• _Data shown_
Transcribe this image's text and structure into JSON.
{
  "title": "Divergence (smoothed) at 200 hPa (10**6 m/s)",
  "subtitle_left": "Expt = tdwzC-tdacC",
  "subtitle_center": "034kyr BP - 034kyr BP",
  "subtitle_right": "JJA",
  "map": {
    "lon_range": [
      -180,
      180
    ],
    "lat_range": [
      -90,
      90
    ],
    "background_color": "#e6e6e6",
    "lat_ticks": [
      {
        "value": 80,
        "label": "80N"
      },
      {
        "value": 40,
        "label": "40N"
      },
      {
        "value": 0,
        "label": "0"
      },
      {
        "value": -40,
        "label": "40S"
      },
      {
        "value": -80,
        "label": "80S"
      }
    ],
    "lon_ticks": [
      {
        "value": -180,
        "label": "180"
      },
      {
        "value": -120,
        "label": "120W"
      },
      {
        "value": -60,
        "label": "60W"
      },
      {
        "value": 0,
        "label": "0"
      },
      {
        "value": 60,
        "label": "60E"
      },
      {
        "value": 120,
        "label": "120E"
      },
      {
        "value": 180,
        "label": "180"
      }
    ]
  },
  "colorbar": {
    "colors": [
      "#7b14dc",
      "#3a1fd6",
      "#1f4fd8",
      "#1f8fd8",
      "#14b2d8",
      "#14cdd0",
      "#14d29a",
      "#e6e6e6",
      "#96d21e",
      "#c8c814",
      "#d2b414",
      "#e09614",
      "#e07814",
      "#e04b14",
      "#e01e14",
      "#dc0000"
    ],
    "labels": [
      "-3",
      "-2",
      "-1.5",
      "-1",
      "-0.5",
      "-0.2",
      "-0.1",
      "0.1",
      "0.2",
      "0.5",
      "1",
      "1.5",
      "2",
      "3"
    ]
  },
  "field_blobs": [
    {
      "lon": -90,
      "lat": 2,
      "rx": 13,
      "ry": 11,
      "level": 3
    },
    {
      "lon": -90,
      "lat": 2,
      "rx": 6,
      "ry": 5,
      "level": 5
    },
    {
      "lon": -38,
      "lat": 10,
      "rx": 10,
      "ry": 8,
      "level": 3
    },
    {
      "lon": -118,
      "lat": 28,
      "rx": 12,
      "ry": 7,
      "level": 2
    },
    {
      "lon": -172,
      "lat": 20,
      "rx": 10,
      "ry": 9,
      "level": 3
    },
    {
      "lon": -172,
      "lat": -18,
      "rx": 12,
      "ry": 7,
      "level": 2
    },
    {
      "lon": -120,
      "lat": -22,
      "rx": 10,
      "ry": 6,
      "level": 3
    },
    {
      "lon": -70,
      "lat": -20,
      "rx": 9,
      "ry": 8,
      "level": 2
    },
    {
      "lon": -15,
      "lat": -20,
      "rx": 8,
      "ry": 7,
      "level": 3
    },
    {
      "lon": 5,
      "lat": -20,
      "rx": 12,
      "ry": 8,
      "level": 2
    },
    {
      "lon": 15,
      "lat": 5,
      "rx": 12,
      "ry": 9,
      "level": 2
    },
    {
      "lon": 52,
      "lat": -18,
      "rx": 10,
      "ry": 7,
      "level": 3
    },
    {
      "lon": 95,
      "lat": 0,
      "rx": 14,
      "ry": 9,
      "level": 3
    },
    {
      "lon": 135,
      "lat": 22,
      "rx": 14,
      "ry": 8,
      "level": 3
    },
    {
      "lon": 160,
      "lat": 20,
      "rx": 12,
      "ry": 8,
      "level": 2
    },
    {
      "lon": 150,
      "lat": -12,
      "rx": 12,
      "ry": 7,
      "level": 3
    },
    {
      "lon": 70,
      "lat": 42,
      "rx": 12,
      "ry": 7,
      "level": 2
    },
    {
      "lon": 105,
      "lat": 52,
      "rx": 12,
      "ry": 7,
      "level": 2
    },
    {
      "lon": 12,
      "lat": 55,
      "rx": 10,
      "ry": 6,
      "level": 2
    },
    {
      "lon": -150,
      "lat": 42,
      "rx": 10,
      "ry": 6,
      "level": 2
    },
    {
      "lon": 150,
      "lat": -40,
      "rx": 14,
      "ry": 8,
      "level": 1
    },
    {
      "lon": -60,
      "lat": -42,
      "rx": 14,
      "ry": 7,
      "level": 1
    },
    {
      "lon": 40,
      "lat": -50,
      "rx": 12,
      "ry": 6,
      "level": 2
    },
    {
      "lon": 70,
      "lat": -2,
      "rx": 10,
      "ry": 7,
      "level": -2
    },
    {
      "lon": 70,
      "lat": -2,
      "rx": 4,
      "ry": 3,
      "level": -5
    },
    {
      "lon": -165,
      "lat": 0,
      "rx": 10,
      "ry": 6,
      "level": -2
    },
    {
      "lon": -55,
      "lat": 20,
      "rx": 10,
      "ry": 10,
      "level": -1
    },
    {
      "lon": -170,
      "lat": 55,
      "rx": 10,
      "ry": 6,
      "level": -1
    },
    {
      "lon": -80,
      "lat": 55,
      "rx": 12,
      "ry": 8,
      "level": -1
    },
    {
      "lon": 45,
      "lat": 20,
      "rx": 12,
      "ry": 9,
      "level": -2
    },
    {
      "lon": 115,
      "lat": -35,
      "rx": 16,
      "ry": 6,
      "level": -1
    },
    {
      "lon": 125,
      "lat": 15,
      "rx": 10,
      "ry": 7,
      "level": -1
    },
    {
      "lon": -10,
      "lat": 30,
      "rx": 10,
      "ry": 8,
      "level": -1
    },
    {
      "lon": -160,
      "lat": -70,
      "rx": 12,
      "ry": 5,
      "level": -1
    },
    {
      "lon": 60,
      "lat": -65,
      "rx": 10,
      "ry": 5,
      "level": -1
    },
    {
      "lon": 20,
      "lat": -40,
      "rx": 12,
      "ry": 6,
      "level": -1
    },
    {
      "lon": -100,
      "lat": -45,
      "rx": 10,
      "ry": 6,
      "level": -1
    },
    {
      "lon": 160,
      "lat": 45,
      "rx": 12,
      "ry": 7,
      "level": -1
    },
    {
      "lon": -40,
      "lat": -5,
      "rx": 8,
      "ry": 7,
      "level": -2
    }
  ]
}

• _What this task involves_
Output all of the material, please, exactly as it stands.

• _Written solution_
Transcribe this image's text and structure into JSON.
{
  "title": "Divergence (smoothed) at 200 hPa (10**6 m/s)",
  "subtitle_left": "Expt = tdwzC-tdacC",
  "subtitle_center": "034kyr BP - 034kyr BP",
  "subtitle_right": "JJA",
  "map": {
    "lon_range": [
      -180,
      180
    ],
    "lat_range": [
      -90,
      90
    ],
    "background_color": "#e6e6e6",
    "lat_ticks": [
      {
        "value": 80,
        "label": "80N"
      },
      {
        "value": 40,
        "label": "40N"
      },
      {
        "value": 0,
        "label": "0"
      },
      {
        "value": -40,
        "label": "40S"
      },
      {
        "value": -80,
        "label": "80S"
      }
    ],
    "lon_ticks": [
      {
        "value": -180,
        "label": "180"
      },
      {
        "value": -120,
        "label": "120W"
      },
      {
        "value": -60,
        "label": "60W"
      },
      {
        "value": 0,
        "label": "0"
      },
      {
        "value": 60,
        "label": "60E"
      },
      {
        "value": 120,
        "label": "120E"
      },
      {
        "value": 180,
        "label": "180"
      }
    ]
  },
  "colorbar": {
    "colors": [
      "#7b14dc",
      "#3a1fd6",
      "#1f4fd8",
      "#1f8fd8",
      "#14b2d8",
      "#14cdd0",
      "#14d29a",
      "#e6e6e6",
      "#96d21e",
      "#c8c814",
      "#d2b414",
      "#e09614",
      "#e07814",
      "#e04b14",
      "#e01e14",
      "#dc0000"
    ],
    "labels": [
      "-3",
      "-2",
      "-1.5",
      "-1",
      "-0.5",
      "-0.2",
      "-0.1",
      "0.1",
      "0.2",
      "0.5",
      "1",
      "1.5",
      "2",
      "3"
    ]
  },
  "field_blobs": [
    {
      "lon": -90,
      "lat": 2,
      "rx": 13,
      "ry": 11,
      "level": 3
    },
    {
      "lon": -90,
      "lat": 2,
      "rx": 6,
      "ry": 5,
      "level": 5
    },
    {
      "lon": -38,
      "lat": 10,
      "rx": 10,
      "ry": 8,
      "level": 3
    },
    {
      "lon": -118,
      "lat": 28,
      "rx": 12,
      "ry": 7,
      "level": 2
    },
    {
      "lon": -172,
      "lat": 20,
      "rx": 10,
      "ry": 9,
      "level": 3
    },
    {
      "lon": -172,
      "lat": -18,
      "rx": 12,
      "ry": 7,
      "level": 2
    },
    {
      "lon": -120,
      "lat": -22,
      "rx": 10,
      "ry": 6,
      "level": 3
    },
    {
      "lon": -70,
      "lat": -20,
      "rx": 9,
      "ry": 8,
      "level": 2
    },
    {
      "lon": -15,
      "lat": -20,
      "rx": 8,
      "ry": 7,
      "level": 3
    },
    {
      "lon": 5,
      "lat": -20,
      "rx": 12,
      "ry": 8,
      "level": 2
    },
    {
      "lon": 15,
      "lat": 5,
      "rx": 12,
      "ry": 9,
      "level": 2
    },
    {
      "lon": 52,
      "lat": -18,
      "rx": 10,
      "ry": 7,
      "level": 3
    },
    {
      "lon": 95,
      "lat": 0,
      "rx": 14,
      "ry": 9,
      "level": 3
    },
    {
      "lon": 135,
      "lat": 22,
      "rx": 14,
      "ry": 8,
      "level": 3
    },
    {
      "lon": 160,
      "lat": 20,
      "rx": 12,
      "ry": 8,
      "level": 2
    },
    {
      "lon": 150,
      "lat": -12,
      "rx": 12,
      "ry": 7,
      "level": 3
    },
    {
      "lon": 70,
      "lat": 42,
      "rx": 12,
      "ry": 7,
      "level": 2
    },
    {
      "lon": 105,
      "lat": 52,
      "rx": 12,
      "ry": 7,
      "level": 2
    },
    {
      "lon": 12,
      "lat": 55,
      "rx": 10,
      "ry": 6,
      "level": 2
    },
    {
      "lon": -150,
      "lat": 42,
      "rx": 10,
      "ry": 6,
      "level": 2
    },
    {
      "lon": 150,
      "lat": -40,
      "rx": 14,
      "ry": 8,
      "level": 1
    },
    {
      "lon": -60,
      "lat": -42,
      "rx": 14,
      "ry": 7,
      "level": 1
    },
    {
      "lon": 40,
      "lat": -50,
      "rx": 12,
      "ry": 6,
      "level": 2
    },
    {
      "lon": 70,
      "lat": -2,
      "rx": 10,
      "ry": 7,
      "level": -2
    },
    {
      "lon": 70,
      "lat": -2,
      "rx": 4,
      "ry": 3,
      "level": -5
    },
    {
      "lon": -165,
      "lat": 0,
      "rx": 10,
      "ry": 6,
      "level": -2
    },
    {
      "lon": -55,
      "lat": 20,
      "rx": 10,
      "ry": 10,
      "level": -1
    },
    {
      "lon": -170,
      "lat": 55,
      "rx": 10,
      "ry": 6,
      "level": -1
    },
    {
      "lon": -80,
      "lat": 55,
      "rx": 12,
      "ry": 8,
      "level": -1
    },
    {
      "lon": 45,
      "lat": 20,
      "rx": 12,
      "ry": 9,
      "level": -2
    },
    {
      "lon": 115,
      "lat": -35,
      "rx": 16,
      "ry": 6,
      "level": -1
    },
    {
      "lon": 125,
      "lat": 15,
      "rx": 10,
      "ry": 7,
      "level": -1
    },
    {
      "lon": -10,
      "lat": 30,
      "rx": 10,
      "ry": 8,
      "level": -1
    },
    {
      "lon": -160,
      "lat": -70,
      "rx": 12,
      "ry": 5,
      "level": -1
    },
    {
      "lon": 60,
      "lat": -65,
      "rx": 10,
      "ry": 5,
      "level": -1
    },
    {
      "lon": 20,
      "lat": -40,
      "rx": 12,
      "ry": 6,
      "level": -1
    },
    {
      "lon": -100,
      "lat": -45,
      "rx": 10,
      "ry": 6,
      "level": -1
    },
    {
      "lon": 160,
      "lat": 45,
      "rx": 12,
      "ry": 7,
      "level": -1
    },
    {
      "lon": -40,
      "lat": -5,
      "rx": 8,
      "ry": 7,
      "level": -2
    }
  ]
}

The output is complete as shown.